▶ [WHAT IS NEEDED]:
Check every line of the entries for "necessary", and copy the lines that hold it.

▶ [PROVIDED ENTRIES]:

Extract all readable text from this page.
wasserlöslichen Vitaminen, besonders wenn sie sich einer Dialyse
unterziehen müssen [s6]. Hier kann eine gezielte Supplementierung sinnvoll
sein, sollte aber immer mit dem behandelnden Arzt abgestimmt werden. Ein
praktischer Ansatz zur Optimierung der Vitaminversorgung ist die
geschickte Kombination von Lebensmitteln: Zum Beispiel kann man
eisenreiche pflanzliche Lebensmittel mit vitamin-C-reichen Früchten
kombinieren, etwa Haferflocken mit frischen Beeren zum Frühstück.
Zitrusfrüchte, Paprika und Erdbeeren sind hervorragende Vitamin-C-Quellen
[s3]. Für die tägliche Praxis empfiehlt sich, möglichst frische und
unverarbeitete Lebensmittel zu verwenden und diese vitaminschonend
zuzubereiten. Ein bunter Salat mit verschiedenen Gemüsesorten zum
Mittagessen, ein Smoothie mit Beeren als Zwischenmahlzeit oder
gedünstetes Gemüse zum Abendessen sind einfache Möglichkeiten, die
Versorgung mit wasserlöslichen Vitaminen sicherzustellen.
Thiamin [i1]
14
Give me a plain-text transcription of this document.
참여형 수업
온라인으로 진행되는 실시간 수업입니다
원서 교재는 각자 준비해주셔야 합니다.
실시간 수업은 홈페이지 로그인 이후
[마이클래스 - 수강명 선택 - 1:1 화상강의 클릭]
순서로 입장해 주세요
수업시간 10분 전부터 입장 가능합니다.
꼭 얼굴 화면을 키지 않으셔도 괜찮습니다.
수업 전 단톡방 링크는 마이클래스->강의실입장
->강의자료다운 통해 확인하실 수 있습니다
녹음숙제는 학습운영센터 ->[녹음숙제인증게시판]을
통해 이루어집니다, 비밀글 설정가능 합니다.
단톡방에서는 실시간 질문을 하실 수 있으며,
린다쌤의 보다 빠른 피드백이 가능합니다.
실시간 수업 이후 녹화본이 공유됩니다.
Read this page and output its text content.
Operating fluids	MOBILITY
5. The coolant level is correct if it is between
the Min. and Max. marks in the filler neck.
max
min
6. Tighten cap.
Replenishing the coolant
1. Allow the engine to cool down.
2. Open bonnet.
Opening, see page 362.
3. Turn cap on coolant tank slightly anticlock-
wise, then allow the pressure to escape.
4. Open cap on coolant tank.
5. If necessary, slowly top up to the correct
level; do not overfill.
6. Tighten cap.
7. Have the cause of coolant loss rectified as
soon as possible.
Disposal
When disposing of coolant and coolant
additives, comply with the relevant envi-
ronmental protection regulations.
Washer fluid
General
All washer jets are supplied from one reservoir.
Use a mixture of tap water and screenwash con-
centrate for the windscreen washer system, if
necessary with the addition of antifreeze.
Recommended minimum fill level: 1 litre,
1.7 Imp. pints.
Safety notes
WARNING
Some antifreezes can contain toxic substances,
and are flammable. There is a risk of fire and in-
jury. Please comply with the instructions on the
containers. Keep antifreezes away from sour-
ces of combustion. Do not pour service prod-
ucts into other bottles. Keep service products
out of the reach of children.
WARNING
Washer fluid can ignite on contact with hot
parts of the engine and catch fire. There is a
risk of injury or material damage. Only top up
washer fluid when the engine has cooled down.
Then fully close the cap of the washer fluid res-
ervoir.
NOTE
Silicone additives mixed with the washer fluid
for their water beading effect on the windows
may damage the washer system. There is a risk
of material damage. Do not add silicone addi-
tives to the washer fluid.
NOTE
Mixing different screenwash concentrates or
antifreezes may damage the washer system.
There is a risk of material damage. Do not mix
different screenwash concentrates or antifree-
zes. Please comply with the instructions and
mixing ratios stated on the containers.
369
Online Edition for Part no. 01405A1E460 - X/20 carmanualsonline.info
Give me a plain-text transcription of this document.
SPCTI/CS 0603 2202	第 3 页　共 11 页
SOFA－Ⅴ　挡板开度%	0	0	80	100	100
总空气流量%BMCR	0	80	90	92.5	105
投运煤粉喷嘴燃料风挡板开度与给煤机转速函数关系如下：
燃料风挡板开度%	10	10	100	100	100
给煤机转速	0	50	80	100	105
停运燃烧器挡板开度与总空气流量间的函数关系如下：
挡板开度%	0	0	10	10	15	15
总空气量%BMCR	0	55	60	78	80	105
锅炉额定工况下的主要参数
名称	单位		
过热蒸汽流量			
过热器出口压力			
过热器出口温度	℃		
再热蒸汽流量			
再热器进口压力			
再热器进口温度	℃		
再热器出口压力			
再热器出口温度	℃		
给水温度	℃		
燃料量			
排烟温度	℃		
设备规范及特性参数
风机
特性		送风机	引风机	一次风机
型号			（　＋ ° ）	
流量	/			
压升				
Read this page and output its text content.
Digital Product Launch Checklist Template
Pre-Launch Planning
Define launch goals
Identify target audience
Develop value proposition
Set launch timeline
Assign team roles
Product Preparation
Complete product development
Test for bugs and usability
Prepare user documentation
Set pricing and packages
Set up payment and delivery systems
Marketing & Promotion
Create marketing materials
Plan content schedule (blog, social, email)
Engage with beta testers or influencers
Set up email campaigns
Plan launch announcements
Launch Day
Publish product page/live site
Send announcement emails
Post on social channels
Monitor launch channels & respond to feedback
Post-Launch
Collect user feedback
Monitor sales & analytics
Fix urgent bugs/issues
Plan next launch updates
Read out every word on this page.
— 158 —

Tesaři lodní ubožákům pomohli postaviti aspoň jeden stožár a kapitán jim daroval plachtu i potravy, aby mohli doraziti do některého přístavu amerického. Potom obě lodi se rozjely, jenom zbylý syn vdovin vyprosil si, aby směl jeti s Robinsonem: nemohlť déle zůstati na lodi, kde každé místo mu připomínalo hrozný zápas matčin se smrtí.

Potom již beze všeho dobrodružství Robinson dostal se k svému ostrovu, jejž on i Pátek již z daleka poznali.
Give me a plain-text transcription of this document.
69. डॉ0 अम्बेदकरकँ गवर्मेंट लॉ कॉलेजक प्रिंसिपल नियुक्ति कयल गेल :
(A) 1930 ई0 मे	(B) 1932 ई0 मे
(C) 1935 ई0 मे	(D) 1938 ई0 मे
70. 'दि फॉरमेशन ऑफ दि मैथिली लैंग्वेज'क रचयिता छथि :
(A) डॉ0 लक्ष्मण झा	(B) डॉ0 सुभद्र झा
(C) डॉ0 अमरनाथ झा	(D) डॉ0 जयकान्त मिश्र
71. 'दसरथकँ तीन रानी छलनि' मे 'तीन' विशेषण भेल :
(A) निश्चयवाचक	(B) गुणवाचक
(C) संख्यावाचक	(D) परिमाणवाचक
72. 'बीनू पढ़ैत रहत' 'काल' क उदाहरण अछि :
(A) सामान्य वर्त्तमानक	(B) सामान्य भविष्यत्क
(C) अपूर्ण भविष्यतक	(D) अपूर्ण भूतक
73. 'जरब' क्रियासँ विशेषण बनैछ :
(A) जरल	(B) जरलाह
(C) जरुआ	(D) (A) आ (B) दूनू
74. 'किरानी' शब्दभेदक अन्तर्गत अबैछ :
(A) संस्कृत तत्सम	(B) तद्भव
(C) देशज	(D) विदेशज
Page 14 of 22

▶ [RESPONSE]:
5. If necessary, slowly top up to the correct
necessary with the addition of antifreeze.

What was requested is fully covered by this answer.